#### WHAT THIS TASK INVOLVES
From the entries below, gather every line containing the string "олицетворение".

─── INPUT DATA

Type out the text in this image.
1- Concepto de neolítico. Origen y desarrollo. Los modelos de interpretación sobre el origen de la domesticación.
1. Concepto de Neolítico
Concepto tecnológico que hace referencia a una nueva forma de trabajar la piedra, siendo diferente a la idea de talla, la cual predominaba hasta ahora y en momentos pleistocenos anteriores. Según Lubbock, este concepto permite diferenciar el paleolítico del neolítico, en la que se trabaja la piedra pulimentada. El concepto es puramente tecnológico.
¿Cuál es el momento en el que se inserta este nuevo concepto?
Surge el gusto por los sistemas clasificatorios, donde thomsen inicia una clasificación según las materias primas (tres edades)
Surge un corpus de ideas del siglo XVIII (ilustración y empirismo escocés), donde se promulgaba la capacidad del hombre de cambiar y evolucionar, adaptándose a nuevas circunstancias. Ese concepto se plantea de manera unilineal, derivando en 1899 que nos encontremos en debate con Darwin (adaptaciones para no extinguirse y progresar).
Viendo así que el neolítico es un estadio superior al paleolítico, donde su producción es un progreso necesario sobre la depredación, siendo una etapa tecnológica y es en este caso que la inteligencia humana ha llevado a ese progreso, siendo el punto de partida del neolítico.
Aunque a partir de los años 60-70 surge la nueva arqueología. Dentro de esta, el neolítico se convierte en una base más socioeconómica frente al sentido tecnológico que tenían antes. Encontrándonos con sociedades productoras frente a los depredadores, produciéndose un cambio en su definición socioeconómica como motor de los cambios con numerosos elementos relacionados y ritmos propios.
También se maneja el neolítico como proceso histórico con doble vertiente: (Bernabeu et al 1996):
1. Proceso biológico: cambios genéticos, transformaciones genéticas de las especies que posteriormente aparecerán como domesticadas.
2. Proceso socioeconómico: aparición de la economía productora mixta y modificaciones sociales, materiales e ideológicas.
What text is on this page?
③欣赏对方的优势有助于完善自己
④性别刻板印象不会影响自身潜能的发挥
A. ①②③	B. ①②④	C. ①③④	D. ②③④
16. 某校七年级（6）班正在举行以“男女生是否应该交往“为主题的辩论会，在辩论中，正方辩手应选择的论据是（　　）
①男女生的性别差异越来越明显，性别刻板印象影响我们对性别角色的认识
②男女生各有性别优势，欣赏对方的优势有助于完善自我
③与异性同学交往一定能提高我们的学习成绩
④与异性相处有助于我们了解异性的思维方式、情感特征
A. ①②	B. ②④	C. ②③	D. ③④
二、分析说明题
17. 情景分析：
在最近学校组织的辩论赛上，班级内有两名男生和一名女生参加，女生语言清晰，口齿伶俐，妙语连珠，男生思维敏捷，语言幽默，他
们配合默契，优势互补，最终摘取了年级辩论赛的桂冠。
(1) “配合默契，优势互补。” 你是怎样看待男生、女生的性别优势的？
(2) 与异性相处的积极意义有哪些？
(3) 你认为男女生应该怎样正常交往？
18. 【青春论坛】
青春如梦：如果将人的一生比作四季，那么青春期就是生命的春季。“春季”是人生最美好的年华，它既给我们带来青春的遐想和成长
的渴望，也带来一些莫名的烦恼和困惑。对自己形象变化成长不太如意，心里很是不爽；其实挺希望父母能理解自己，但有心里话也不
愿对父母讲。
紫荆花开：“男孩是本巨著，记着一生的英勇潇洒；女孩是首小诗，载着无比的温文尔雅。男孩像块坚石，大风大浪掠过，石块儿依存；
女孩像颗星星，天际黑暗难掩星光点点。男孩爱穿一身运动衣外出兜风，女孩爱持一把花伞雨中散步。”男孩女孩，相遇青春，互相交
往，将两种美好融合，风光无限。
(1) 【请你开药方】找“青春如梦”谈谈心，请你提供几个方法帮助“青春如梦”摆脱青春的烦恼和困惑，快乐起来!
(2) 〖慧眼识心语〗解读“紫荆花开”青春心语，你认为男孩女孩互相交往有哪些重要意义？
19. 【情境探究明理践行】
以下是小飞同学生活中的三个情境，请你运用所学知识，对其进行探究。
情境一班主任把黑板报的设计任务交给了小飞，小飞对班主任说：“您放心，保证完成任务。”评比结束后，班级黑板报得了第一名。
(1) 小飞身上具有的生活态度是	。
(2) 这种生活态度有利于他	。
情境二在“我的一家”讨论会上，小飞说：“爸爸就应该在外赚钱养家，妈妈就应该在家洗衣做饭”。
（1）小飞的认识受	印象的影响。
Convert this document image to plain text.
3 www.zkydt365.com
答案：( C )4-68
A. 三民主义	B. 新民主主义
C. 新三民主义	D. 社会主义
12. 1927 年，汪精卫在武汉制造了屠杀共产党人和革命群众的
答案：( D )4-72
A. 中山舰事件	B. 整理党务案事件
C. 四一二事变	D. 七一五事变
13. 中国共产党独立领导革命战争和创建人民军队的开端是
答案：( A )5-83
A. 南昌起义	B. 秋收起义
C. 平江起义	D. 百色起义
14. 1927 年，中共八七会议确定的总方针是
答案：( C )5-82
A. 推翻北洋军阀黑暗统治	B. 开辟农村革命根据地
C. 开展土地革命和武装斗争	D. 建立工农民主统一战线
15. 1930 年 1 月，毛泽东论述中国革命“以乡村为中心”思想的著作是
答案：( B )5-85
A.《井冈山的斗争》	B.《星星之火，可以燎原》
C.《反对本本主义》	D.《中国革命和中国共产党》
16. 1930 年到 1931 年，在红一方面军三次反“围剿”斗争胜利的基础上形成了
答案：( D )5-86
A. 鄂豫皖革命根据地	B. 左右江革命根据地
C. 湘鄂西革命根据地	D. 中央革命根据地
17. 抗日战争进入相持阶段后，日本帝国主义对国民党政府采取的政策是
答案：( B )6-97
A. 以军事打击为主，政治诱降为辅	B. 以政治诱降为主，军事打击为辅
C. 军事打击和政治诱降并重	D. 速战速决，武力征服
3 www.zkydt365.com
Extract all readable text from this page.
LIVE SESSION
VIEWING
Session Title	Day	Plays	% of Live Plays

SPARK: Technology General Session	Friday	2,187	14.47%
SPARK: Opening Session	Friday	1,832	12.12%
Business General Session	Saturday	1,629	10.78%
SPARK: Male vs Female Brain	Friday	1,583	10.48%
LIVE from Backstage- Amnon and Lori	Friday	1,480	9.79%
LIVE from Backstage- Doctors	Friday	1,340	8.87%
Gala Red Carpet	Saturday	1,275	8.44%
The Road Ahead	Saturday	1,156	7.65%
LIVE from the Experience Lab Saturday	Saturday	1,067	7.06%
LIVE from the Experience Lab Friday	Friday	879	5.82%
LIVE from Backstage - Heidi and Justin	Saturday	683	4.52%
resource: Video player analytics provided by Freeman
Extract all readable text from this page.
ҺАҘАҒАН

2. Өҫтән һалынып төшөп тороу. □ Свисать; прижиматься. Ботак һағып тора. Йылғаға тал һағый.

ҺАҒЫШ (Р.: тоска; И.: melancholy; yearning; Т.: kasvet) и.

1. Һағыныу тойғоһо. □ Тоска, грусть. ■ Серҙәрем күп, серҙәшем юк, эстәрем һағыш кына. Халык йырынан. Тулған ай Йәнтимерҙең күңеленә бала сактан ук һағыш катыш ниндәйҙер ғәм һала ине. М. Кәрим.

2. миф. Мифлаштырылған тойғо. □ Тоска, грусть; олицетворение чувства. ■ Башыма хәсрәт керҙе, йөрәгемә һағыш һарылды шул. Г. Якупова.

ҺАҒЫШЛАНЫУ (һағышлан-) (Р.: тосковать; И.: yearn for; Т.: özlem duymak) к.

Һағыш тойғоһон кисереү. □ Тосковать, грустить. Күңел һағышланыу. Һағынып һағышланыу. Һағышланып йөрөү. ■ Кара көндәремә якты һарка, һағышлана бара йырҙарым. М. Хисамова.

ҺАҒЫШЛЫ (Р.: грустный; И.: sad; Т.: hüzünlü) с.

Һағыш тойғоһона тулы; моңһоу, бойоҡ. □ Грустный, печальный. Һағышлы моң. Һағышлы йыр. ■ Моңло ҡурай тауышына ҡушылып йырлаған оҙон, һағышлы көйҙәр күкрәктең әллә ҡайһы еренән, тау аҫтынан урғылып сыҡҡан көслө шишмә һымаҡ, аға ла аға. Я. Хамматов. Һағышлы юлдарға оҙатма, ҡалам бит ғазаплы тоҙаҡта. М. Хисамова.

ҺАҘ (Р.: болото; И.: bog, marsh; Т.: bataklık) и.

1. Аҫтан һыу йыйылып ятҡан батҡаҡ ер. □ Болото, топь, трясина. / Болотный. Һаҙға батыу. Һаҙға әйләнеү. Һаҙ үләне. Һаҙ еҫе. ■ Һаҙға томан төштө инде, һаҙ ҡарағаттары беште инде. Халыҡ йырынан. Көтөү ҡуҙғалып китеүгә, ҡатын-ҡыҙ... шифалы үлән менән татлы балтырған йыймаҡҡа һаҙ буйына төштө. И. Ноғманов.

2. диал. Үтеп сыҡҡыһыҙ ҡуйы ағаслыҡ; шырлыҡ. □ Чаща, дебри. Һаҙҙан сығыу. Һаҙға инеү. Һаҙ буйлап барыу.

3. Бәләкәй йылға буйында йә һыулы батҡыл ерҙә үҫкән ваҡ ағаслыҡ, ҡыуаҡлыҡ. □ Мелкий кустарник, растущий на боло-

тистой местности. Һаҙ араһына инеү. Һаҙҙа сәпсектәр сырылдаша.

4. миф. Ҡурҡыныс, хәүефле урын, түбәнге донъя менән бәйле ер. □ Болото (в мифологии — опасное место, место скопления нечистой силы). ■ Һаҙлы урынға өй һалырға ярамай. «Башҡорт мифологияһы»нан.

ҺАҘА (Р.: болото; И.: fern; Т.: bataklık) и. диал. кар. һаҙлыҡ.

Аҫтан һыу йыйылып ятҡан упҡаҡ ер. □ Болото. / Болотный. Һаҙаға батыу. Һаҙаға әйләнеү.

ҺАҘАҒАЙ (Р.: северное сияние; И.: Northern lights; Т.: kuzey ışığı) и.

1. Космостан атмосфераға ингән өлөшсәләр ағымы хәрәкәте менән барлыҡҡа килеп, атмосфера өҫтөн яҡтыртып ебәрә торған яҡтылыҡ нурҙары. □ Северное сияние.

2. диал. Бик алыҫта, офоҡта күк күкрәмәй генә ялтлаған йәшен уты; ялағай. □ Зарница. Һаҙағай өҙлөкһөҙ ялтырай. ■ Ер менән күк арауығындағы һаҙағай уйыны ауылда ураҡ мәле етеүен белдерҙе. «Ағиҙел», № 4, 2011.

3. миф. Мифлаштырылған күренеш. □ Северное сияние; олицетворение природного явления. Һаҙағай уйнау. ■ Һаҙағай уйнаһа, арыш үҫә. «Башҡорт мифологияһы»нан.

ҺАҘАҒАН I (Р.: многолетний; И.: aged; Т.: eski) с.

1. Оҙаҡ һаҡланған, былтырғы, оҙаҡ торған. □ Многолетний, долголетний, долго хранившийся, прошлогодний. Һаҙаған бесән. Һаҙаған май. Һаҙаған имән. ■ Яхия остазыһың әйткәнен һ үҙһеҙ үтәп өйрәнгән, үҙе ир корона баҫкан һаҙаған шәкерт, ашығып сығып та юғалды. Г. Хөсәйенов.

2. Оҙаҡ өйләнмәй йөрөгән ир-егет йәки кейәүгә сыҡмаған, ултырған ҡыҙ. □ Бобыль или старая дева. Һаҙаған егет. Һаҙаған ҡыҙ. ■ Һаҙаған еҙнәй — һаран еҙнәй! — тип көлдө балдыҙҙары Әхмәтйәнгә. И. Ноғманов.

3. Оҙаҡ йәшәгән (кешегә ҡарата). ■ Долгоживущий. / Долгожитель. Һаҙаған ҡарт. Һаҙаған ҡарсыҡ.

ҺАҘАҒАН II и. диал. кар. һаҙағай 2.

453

──────

#### RESPONSE TO THE EXERCISE
2. миф. Мифлаштырылған тойғо. □ Тоска, грусть; олицетворение чувства. ■ Башыма хәсрәт керҙе, йөрәгемә һағыш һарылды шул. Г. Якупова.
3. миф. Мифлаштырылған күренеш. □ Северное сияние; олицетворение природного явления. Һаҙағай уйнау. ■ Һаҙағай уйнаһа, арыш үҫә. «Башҡорт мифологияһы»нан.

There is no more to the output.